* Texte cité:
===

Politique / France

Humour de droite: «La politique sur le web, ce n'est pas une affaire de moyens»

Interview des membres d'Humour de droite, la franchise numérique qui remplace les lettres UMP par LOL.

Temps de lecture: 10 minutes

Créé en juin 2009, Humour de droite est un média d'un nouveau genre. La franchise n'existe que sur Facebook (7.500 fans), Twitter (11.300 abonnés) et le Tumblr Bonjour Lancar, trois réseaux sociaux où la joyeuse bande d'amis qui l'administre se moque quotidiennement de l'UMP à coup de liens bien sentis, de parodies ou d'appel à l'action numérique. Le logo —décliné en stickers à coller partout, vraiment partout— est un tout un programme: le mot «LOL» remplace les lettres «UMP» sur le logo bleu et rouge du parti majoritaire.

Cette armée de l'ombre défend farouchement son anonymat. Cette interview de 3 membres d'Humour de droite (M., D. et R.), a été réalisée par mail.

Humour de droite, c'est juste pour se marrer? Ou c'est aussi un outil pour faire passer des idées? 

M. : En juin 2009, quand nous nous sommes lancés, c’était encore une période de grâce pour Nicolas Sarkozy, et tout le système et les valeurs qu’il représentait. Depuis l’élection de 2007, on voyait des humoristes faire leur coming-out, comme Bigard, Gerra, ou des artistes comme Sardou manifester le soutien et l’espoir dont ils investissaient le nouveau gouvernement.  

D’un autre côté, les militants de droite développaient une vraie arrogance, proclamant la mort du socialisme, affichant une attitude plus que décomplexée, assez méprisante envers l’autre moitié des Français n’ayant pas voté pour Sarkozy. Ces gens s’autorisaient des saillies plus que limite, sous couvert d’une volonté de faire «ouvrir les yeux» aux Français, de politiquement incorrect et de réalisme.

===

* Entrées fournies:
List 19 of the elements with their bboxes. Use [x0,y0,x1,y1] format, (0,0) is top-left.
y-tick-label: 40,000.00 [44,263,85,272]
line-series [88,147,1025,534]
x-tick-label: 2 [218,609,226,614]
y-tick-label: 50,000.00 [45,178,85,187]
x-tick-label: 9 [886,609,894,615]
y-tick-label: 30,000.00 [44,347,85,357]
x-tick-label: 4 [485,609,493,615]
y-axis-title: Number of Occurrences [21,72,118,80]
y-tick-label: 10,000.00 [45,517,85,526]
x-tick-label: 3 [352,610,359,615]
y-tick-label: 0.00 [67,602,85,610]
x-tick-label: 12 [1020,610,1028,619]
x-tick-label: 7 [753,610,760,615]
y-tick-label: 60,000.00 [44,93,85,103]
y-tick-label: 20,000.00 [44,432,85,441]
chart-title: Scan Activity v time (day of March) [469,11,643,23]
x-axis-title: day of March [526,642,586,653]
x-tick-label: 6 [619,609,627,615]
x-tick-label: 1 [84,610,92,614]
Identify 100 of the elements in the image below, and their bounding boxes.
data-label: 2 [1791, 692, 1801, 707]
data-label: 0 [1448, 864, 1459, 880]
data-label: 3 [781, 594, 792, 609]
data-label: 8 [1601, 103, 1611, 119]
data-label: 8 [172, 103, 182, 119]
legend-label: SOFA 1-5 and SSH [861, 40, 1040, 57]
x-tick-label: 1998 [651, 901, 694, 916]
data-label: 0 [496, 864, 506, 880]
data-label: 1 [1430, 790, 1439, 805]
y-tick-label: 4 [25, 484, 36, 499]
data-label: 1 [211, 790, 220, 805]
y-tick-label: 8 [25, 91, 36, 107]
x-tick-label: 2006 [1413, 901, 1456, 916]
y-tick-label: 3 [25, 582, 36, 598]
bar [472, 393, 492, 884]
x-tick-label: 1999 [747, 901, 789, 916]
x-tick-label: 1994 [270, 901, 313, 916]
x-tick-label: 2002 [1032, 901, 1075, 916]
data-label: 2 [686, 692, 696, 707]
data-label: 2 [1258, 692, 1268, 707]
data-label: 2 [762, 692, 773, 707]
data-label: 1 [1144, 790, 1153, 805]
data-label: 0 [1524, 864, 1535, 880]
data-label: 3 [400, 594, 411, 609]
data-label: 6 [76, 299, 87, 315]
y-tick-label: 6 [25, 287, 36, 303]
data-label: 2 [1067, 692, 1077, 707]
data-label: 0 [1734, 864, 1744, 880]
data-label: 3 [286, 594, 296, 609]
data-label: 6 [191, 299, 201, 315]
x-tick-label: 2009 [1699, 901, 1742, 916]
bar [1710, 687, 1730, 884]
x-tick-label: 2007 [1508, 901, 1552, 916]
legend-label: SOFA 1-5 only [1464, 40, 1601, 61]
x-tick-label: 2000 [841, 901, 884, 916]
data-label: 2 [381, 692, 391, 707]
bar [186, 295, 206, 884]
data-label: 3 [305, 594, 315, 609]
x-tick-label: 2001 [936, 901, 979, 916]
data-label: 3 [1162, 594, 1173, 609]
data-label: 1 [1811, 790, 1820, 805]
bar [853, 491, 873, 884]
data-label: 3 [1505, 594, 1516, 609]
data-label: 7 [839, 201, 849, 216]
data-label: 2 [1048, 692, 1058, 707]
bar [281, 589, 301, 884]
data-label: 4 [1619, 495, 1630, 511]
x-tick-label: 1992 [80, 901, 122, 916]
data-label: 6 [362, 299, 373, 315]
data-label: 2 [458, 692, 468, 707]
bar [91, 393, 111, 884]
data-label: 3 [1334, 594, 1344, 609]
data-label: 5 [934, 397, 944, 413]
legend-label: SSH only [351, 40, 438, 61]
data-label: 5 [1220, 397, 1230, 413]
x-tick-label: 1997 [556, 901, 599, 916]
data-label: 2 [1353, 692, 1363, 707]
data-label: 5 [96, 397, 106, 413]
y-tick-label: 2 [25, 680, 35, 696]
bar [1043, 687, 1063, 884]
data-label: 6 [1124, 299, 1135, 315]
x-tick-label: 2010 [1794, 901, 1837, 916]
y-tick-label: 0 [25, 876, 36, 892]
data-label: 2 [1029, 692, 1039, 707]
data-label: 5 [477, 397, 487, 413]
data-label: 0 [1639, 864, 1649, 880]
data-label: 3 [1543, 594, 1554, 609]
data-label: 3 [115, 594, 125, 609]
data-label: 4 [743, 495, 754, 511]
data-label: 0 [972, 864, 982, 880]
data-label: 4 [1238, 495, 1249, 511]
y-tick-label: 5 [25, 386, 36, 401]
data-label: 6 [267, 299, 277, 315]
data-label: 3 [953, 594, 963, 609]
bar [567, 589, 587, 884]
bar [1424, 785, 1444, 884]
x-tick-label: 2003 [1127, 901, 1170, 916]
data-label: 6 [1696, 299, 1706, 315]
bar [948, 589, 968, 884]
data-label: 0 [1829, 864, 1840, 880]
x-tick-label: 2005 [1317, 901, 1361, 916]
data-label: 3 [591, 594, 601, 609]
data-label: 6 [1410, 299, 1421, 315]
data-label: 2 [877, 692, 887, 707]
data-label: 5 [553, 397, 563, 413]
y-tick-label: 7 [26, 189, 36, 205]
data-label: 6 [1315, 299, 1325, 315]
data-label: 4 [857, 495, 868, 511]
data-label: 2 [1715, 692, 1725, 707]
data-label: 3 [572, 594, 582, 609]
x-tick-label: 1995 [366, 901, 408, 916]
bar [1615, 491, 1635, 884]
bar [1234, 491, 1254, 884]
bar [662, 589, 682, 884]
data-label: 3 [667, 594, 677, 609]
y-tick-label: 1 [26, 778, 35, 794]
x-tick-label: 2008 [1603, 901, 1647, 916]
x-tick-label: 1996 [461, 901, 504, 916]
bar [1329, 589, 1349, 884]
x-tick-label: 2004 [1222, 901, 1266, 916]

===

Donnez la suite de l'entretien avec Humour de droite, en partant de sa dernière phrase. Les entrées sont un matériau à part, sans lien avec l'entretien avec Humour de droite.

* Résultat de l'exercice:
À la base donc, c’est tout ce bruit qui nous a donné envie de créer le groupe Facebook de l’Humour de Droite, pour pointer du doigt cet humour un peu naze, un peu blague raciste de fin de repas chez un vieil oncle. Donc des vidéos marrantes (De mémoire, la 1re était Michel Sardouille de Groland), des liens vers des articles d’actualité qui nous semblaient illustrer cette tendance, etc. 

Quand on a vu que ça accrochait plutôt bien, on s’est dit que ça pouvait aller plus loin. On est tous très sensibles aux medias et à la communication, et on a tous une compétence dans ce domaine. En réfléchissant sur le traitement qui avait été infligé à Ségolène Royal, traîtée de folle, décrédibilisée... on s’est dit que Humour de Droite pouvait être une sorte de filtre qui décrypte les fameux «éléments de langage» chers aux politiques. Qui grâce à l’humour et l’ironie, souligne l’absurdité de la chose politique. 

On s’est rendu compte que le format: «fait d’actualité + commentaire ironique» fonctionnait plus que bien auprès de notre public. On le voit aujourd’hui d’ailleurs avec Le Petit Journal, Guillon, ce que faisait Yassine Bellatar sur France 4 (qui avait certainement la meilleure émission politique), et ce qu’ont de plus en plus tendance à faire les grands medias historiques. Et puis à force d’être confrontés tous les jours à des histoires qui nous collaient au siège, on a fini par être très énervés et on a décidé de se servir d’Humour de Droite pour faire passer des idées. Il se trouve qu'à l’époque, en juin 2009, on a fait face à une véritable avalanche de «mini-affaires» de la part de la droite. Du caviar pour nous... 

D. : D'une part, l'humour a une fonction de communication puissante, et d'autre part on a fini de grandir dans le discours ambiant qui voulait que «la politique soit surtout de la com». Je pense qu'on en est un peu venu au constat suivant, chacun de notre côté: quand on parle sérieusement de politique, on est forcé d'enrober le discours d'une grosse couche de com', mais si on on évoque la politique sous couvert d'humour, on isole mieux les idées, et on pointe du doigt des faits ou des phénomènes qui nous paraissent important de souligner. Regardez Francis Kuntz de Groland, ce mec dit des choses absolument dégueulasses et hilarantes, et souvent ça vient d’un constat alarmant du point de vue social. 

Quelle est selon vous l'influence réelle d'Humour de droite? N'êtes-vous que l'écume de la politique, le LOL qu'on oublie tout de suite, ou est-ce que ça peut finir par payer un tant soit peu sur le plan politique? 

M. : Très franchement, on n'a aucune idée de l’influence réelle de la chose. Il y a évidemment un effet de loupe, quand on traîne sur Twitter, Facebook ou qu’on est «web-journaliste parisien» haha. Mais 10.000 fans sur Twitter, sur 60 millions de Français, c’est quoi?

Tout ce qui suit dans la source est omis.